+++ Data shown +++

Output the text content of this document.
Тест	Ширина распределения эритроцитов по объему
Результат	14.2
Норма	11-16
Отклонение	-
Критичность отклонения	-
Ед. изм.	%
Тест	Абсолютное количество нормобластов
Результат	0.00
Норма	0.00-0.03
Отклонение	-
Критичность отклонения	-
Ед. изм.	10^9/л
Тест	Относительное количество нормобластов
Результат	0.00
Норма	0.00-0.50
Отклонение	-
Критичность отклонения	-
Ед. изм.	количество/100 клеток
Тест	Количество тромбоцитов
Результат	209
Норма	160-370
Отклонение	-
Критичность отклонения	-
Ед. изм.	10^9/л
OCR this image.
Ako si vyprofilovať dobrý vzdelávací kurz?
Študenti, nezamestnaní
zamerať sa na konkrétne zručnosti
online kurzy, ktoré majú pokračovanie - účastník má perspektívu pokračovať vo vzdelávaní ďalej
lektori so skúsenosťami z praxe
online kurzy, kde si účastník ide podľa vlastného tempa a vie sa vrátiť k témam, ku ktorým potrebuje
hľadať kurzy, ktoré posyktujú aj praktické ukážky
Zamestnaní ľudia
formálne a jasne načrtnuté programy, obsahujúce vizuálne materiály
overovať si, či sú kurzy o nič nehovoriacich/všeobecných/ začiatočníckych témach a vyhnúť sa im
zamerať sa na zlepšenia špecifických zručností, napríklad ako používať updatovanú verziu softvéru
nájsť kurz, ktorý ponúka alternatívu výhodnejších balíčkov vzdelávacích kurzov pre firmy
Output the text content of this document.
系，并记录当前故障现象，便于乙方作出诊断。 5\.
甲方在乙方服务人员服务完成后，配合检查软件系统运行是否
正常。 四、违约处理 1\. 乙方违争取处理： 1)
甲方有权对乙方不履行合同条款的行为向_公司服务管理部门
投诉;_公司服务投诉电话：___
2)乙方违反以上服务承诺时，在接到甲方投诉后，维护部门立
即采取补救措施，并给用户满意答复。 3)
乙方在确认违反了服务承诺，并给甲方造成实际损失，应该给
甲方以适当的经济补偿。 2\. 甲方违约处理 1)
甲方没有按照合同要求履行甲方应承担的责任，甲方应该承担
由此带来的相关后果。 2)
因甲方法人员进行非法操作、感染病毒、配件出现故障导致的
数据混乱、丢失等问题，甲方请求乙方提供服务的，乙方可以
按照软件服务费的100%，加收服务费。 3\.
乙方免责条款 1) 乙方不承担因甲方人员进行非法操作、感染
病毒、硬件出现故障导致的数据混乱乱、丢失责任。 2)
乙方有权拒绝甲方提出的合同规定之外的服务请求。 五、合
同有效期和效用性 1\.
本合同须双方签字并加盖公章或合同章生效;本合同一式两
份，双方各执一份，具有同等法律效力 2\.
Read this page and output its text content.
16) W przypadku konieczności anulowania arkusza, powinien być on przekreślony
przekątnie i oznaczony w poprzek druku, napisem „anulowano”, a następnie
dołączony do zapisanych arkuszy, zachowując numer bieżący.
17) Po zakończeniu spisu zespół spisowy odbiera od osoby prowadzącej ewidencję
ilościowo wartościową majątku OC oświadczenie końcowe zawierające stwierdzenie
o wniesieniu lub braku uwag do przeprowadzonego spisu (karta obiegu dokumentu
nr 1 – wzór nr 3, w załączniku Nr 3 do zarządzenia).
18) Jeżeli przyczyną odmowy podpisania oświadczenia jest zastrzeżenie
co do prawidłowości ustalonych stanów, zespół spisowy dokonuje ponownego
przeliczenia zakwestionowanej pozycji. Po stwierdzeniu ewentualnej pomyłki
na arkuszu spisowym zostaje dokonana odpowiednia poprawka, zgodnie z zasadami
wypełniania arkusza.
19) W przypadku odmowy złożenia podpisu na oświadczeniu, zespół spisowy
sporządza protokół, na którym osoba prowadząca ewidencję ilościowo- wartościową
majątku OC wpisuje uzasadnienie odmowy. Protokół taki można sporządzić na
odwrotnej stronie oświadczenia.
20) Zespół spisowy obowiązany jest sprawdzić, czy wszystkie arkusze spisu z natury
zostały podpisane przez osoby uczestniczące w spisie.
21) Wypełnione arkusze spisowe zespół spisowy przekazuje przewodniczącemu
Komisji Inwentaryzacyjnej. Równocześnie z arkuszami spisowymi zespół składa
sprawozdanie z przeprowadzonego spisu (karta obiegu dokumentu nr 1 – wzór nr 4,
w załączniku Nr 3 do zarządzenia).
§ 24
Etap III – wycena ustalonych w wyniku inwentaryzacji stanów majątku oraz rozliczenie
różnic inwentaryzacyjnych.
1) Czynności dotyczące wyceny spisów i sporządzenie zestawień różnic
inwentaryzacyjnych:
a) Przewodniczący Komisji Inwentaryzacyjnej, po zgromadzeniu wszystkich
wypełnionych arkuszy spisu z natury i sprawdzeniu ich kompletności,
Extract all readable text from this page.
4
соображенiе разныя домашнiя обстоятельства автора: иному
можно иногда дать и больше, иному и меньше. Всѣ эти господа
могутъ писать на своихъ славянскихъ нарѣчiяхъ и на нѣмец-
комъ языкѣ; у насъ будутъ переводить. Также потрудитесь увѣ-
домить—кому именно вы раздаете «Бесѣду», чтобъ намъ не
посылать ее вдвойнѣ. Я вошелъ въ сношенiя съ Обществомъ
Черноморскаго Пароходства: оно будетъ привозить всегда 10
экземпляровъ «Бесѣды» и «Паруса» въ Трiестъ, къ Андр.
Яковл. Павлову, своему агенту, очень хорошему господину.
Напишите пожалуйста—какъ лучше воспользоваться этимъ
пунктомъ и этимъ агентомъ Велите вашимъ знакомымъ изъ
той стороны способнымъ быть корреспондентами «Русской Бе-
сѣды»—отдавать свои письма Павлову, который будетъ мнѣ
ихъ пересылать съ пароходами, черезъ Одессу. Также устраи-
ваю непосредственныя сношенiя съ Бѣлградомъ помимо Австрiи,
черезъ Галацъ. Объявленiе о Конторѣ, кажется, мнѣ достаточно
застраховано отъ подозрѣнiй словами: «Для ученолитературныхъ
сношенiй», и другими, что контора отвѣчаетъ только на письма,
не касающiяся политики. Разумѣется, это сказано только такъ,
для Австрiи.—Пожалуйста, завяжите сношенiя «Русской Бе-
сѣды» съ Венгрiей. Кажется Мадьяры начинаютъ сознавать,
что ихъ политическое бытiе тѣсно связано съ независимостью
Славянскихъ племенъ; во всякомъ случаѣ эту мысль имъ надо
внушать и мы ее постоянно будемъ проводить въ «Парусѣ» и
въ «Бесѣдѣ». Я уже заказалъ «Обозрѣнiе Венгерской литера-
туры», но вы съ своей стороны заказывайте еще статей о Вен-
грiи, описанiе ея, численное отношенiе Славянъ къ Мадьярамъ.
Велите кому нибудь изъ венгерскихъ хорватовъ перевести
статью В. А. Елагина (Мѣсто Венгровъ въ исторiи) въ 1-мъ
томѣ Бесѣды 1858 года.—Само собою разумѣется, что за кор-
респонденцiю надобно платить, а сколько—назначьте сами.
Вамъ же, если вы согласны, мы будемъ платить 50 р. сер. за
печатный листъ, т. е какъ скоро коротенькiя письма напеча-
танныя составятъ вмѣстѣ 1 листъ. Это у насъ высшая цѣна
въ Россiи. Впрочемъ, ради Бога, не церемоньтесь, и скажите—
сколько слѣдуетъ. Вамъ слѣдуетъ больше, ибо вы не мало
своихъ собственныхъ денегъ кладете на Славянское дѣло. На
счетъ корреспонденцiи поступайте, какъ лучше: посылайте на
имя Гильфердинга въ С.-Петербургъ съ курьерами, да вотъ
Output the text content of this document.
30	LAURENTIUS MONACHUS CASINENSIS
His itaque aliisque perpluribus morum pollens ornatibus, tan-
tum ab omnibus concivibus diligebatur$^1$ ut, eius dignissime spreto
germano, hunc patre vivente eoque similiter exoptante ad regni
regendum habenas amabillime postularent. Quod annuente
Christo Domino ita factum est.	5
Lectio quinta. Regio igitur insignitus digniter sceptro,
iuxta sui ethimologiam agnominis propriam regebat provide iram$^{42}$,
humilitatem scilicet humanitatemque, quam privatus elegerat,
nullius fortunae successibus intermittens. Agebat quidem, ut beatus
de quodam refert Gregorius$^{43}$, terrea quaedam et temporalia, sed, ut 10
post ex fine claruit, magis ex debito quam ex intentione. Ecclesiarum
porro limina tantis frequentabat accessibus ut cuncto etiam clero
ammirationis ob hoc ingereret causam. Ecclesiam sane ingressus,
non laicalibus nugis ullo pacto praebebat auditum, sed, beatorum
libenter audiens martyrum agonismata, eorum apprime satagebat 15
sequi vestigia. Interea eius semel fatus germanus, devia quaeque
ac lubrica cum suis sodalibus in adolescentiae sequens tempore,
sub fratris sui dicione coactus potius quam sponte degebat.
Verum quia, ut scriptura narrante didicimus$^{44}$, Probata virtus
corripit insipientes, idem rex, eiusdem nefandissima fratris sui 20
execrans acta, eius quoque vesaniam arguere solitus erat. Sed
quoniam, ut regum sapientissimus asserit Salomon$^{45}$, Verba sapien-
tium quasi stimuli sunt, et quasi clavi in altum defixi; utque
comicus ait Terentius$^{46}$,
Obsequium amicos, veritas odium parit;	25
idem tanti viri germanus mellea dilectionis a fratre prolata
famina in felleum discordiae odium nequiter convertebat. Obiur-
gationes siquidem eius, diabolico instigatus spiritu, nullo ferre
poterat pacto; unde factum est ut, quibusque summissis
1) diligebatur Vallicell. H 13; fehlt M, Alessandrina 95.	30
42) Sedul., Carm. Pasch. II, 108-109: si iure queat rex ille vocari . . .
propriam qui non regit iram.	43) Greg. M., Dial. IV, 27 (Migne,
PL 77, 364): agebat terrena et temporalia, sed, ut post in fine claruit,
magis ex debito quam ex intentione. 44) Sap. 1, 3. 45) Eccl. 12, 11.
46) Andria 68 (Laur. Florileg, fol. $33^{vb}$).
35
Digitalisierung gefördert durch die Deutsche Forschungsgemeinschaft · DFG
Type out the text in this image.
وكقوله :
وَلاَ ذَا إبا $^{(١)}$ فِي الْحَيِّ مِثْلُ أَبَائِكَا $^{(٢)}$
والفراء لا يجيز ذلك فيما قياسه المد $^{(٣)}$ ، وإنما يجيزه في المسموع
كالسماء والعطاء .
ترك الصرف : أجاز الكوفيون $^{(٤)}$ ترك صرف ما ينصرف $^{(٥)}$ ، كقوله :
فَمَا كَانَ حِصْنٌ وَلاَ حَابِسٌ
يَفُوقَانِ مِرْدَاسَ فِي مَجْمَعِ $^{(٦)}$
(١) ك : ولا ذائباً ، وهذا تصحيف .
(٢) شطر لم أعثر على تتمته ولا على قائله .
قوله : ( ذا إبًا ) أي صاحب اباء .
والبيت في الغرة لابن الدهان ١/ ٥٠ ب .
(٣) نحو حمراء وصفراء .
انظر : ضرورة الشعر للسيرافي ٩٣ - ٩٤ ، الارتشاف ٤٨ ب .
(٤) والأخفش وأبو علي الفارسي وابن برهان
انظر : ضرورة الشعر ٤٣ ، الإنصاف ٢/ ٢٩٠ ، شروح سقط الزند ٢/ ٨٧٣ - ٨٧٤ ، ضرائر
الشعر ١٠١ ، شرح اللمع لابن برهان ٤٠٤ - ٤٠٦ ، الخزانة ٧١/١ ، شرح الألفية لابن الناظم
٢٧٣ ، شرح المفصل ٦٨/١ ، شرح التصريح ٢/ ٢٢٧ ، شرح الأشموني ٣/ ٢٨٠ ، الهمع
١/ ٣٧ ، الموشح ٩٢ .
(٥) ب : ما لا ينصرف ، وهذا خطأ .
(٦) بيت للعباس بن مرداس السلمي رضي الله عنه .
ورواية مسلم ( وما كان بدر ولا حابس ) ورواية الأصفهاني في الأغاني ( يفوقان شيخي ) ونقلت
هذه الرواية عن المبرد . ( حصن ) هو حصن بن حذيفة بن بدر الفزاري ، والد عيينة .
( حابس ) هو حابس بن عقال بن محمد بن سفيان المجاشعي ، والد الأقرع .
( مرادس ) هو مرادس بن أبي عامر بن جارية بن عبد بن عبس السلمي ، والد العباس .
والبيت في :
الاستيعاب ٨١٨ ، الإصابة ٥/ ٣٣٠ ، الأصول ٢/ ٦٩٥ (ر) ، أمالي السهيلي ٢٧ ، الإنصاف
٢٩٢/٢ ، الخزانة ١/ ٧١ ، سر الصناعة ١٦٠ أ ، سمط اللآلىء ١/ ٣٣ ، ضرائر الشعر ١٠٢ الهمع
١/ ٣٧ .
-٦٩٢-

+++

_Task brief_.
Write out only what runs from the line holding "Type out the text in this image." through the last line of the records, exactly as shown.

_Exercise output_.
Type out the text in this image.
وكقوله :
وَلاَ ذَا إبا $^{(١)}$ فِي الْحَيِّ مِثْلُ أَبَائِكَا $^{(٢)}$
والفراء لا يجيز ذلك فيما قياسه المد $^{(٣)}$ ، وإنما يجيزه في المسموع
كالسماء والعطاء .
ترك الصرف : أجاز الكوفيون $^{(٤)}$ ترك صرف ما ينصرف $^{(٥)}$ ، كقوله :
فَمَا كَانَ حِصْنٌ وَلاَ حَابِسٌ
يَفُوقَانِ مِرْدَاسَ فِي مَجْمَعِ $^{(٦)}$
(١) ك : ولا ذائباً ، وهذا تصحيف .
(٢) شطر لم أعثر على تتمته ولا على قائله .
قوله : ( ذا إبًا ) أي صاحب اباء .
والبيت في الغرة لابن الدهان ١/ ٥٠ ب .
(٣) نحو حمراء وصفراء .
انظر : ضرورة الشعر للسيرافي ٩٣ - ٩٤ ، الارتشاف ٤٨ ب .
(٤) والأخفش وأبو علي الفارسي وابن برهان
انظر : ضرورة الشعر ٤٣ ، الإنصاف ٢/ ٢٩٠ ، شروح سقط الزند ٢/ ٨٧٣ - ٨٧٤ ، ضرائر
الشعر ١٠١ ، شرح اللمع لابن برهان ٤٠٤ - ٤٠٦ ، الخزانة ٧١/١ ، شرح الألفية لابن الناظم
٢٧٣ ، شرح المفصل ٦٨/١ ، شرح التصريح ٢/ ٢٢٧ ، شرح الأشموني ٣/ ٢٨٠ ، الهمع
١/ ٣٧ ، الموشح ٩٢ .
(٥) ب : ما لا ينصرف ، وهذا خطأ .
(٦) بيت للعباس بن مرداس السلمي رضي الله عنه .
ورواية مسلم ( وما كان بدر ولا حابس ) ورواية الأصفهاني في الأغاني ( يفوقان شيخي ) ونقلت
هذه الرواية عن المبرد . ( حصن ) هو حصن بن حذيفة بن بدر الفزاري ، والد عيينة .
( حابس ) هو حابس بن عقال بن محمد بن سفيان المجاشعي ، والد الأقرع .
( مرادس ) هو مرادس بن أبي عامر بن جارية بن عبد بن عبس السلمي ، والد العباس .
والبيت في :
الاستيعاب ٨١٨ ، الإصابة ٥/ ٣٣٠ ، الأصول ٢/ ٦٩٥ (ر) ، أمالي السهيلي ٢٧ ، الإنصاف
٢٩٢/٢ ، الخزانة ١/ ٧١ ، سر الصناعة ١٦٠ أ ، سمط اللآلىء ١/ ٣٣ ، ضرائر الشعر ١٠٢ الهمع
١/ ٣٧ .
-٦٩٢-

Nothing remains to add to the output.